*** ENTRIES SHOWN ***

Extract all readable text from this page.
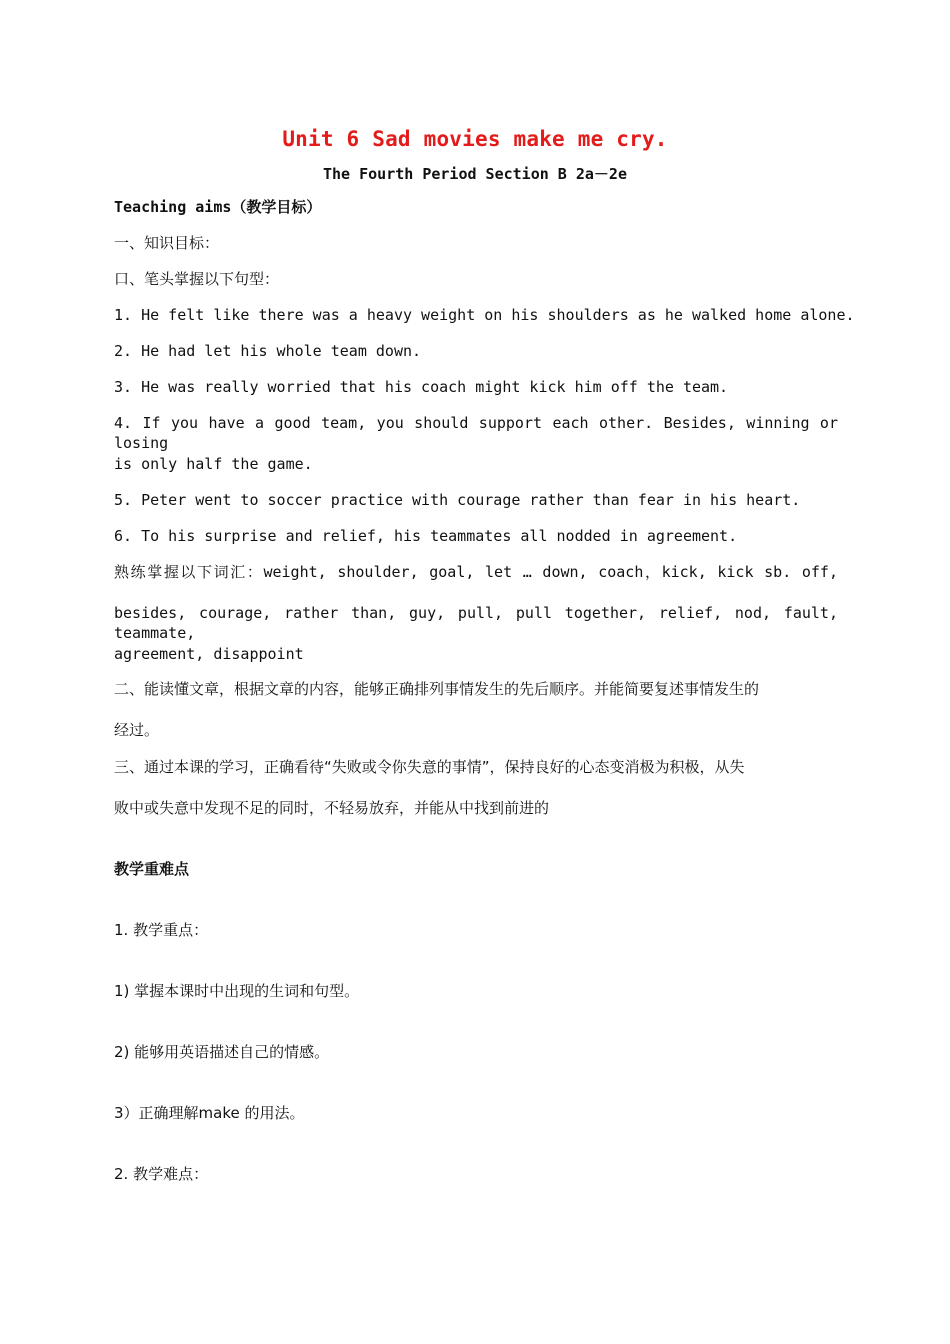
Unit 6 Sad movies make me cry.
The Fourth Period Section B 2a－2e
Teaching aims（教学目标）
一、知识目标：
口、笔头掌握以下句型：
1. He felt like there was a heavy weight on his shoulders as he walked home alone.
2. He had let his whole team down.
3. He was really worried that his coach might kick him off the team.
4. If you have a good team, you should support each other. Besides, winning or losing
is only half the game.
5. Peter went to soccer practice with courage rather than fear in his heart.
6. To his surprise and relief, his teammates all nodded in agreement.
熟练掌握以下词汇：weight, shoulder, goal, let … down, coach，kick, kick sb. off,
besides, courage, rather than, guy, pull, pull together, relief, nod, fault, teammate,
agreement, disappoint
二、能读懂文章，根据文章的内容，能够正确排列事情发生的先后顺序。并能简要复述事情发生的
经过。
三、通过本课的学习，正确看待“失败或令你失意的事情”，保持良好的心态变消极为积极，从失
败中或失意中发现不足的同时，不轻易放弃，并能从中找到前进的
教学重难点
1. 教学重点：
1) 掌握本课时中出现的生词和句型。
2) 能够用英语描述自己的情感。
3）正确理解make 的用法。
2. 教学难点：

***
*** ENTRIES SHOWN ***

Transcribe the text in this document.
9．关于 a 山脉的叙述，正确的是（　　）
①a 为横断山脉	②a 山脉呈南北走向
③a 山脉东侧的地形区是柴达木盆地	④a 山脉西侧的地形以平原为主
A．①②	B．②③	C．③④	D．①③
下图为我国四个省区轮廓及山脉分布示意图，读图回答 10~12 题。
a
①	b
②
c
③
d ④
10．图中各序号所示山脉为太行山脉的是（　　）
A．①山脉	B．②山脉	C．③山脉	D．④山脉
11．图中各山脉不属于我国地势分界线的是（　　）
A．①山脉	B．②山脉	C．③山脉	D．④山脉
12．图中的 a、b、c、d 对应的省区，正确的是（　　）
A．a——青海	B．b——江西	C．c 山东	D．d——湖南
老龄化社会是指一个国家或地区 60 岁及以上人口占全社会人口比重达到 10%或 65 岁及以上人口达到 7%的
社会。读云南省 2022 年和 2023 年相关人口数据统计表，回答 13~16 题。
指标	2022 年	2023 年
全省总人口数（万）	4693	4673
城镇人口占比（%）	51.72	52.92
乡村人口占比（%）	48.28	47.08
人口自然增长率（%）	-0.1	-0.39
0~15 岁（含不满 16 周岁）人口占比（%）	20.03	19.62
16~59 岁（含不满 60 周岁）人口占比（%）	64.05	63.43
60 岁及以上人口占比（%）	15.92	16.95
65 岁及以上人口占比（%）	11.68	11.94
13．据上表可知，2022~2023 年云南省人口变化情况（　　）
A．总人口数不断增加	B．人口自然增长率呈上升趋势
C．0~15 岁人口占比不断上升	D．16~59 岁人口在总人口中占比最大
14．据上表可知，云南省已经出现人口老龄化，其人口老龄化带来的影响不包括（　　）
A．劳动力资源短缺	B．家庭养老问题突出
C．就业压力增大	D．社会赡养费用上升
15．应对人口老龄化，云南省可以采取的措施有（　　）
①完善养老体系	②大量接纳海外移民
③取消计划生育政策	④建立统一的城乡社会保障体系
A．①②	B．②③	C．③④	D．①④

***

WHAT THE TASK REQUIRES: Using the listing, collect all lines in which the string "rather" is found.

COMPLETE RESPONSE:
5. Peter went to soccer practice with courage rather than fear in his heart.
besides, courage, rather than, guy, pull, pull together, relief, nod, fault, teammate,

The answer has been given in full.